>> start
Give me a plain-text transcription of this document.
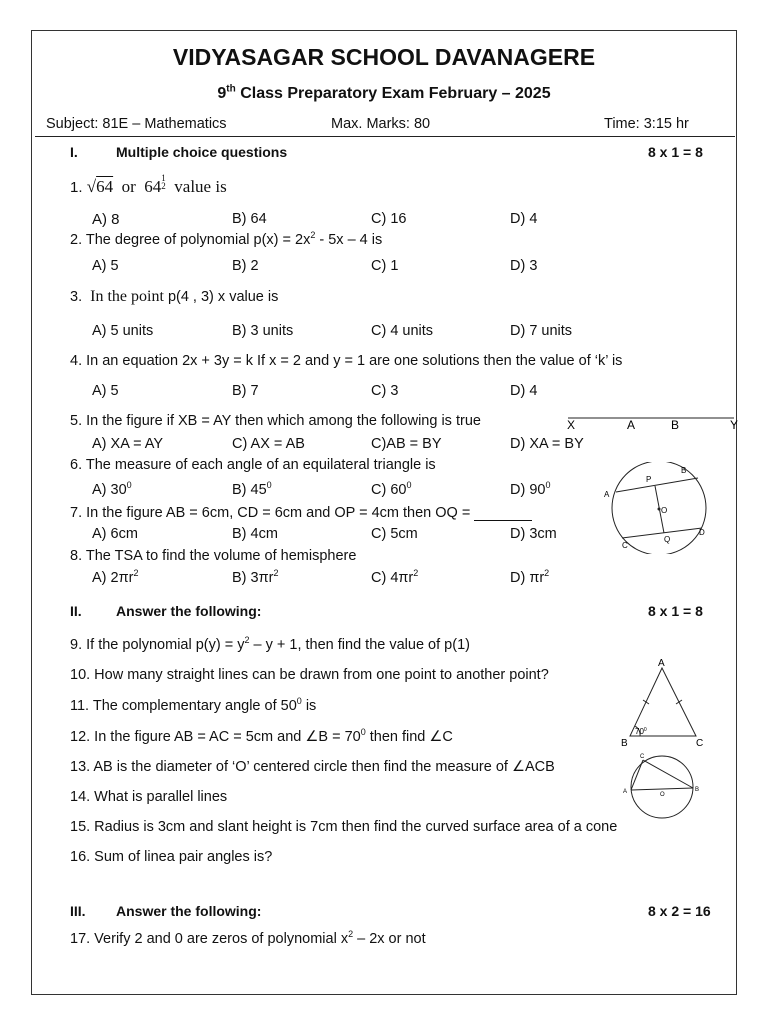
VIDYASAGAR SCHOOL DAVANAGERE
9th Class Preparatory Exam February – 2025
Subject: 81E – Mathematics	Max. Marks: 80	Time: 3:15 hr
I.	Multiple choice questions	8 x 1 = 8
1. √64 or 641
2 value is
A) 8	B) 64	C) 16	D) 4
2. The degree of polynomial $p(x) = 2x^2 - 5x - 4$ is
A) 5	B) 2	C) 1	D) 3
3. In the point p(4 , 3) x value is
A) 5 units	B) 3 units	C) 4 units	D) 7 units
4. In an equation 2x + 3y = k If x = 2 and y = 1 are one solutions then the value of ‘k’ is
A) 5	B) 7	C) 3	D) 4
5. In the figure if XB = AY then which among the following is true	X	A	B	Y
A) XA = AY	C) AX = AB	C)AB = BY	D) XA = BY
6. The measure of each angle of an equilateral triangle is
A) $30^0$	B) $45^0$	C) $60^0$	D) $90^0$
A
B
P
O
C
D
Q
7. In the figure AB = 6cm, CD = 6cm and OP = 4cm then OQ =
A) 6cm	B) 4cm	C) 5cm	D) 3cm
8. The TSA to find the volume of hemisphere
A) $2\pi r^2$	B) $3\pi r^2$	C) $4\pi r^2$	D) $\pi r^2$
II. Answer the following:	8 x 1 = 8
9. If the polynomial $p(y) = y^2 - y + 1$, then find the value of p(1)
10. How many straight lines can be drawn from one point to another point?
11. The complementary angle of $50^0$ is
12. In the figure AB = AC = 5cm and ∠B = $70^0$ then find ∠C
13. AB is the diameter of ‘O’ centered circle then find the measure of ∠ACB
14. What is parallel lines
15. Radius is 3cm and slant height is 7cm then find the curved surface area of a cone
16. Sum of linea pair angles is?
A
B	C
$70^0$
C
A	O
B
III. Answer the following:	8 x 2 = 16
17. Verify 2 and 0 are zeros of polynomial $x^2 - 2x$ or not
>> end
>> start
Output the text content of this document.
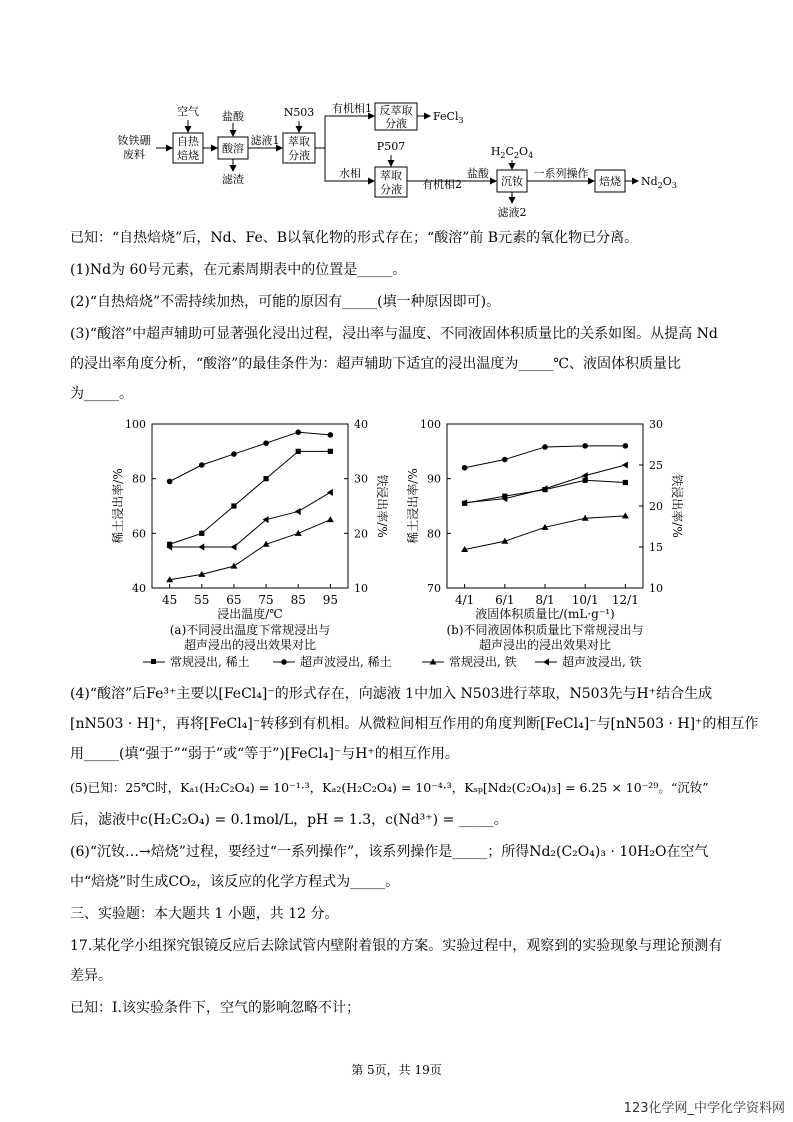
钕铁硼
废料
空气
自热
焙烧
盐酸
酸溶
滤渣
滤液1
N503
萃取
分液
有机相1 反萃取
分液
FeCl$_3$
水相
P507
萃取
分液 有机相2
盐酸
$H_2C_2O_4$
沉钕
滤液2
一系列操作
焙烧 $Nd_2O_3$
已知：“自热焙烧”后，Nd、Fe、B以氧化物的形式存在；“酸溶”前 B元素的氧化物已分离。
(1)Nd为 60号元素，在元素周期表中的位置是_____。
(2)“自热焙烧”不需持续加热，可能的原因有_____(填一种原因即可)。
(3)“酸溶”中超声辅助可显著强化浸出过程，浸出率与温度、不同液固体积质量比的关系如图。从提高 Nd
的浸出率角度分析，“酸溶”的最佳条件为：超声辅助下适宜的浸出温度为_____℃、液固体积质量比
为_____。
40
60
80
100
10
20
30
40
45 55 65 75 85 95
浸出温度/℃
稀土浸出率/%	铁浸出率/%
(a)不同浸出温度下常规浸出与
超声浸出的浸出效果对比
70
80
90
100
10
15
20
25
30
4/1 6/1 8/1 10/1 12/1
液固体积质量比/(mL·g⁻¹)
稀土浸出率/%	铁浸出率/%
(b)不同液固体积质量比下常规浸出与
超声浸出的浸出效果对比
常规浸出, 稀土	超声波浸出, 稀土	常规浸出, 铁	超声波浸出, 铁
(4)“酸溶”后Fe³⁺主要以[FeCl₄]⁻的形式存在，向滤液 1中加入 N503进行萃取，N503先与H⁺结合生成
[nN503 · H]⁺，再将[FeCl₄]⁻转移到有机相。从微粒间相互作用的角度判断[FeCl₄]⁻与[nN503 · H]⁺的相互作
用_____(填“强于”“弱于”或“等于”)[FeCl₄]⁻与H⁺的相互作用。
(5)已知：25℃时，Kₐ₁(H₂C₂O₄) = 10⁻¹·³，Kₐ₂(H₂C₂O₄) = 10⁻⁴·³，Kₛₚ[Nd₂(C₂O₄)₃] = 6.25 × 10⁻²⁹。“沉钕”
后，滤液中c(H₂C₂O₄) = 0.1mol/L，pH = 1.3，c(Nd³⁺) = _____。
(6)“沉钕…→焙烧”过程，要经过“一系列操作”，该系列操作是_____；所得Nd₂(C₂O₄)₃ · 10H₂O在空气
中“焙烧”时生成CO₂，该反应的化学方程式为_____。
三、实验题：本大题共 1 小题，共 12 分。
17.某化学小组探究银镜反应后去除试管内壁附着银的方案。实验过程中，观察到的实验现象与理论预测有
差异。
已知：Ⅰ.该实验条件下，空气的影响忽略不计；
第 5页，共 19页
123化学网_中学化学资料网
>> end
>> start
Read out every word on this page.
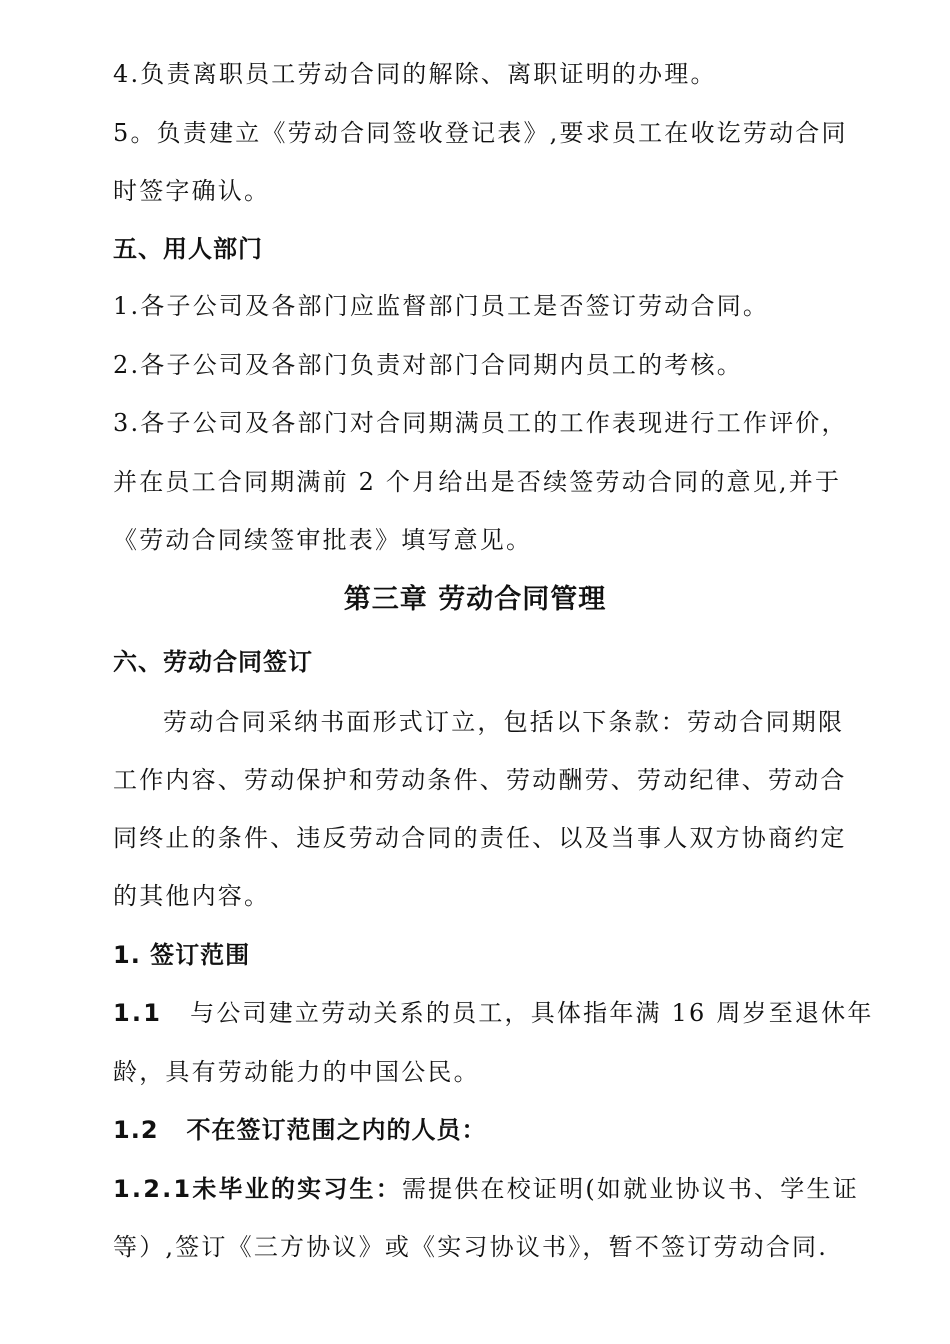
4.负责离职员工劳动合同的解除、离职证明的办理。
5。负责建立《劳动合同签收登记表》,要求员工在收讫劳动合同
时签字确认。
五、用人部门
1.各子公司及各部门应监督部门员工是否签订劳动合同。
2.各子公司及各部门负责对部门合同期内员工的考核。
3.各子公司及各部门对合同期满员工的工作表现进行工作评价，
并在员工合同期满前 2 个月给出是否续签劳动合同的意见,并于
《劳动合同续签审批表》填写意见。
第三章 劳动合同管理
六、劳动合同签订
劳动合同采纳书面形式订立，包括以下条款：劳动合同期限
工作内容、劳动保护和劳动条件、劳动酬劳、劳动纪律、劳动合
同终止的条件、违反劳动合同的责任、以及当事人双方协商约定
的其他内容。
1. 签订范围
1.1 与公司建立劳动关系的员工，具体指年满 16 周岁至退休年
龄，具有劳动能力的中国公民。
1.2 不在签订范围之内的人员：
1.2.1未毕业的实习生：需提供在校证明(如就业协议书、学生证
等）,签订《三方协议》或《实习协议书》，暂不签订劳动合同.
>> end
Copy every line that includes the string "find" from the material above.

8. The TSA to find the volume of hemisphere
9. If the polynomial $p(y) = y^2 - y + 1$, then find the value of p(1)
12. In the figure AB = AC = 5cm and ∠B = $70^0$ then find ∠C
13. AB is the diameter of ‘O’ centered circle then find the measure of ∠ACB
15. Radius is 3cm and slant height is 7cm then find the curved surface area of a cone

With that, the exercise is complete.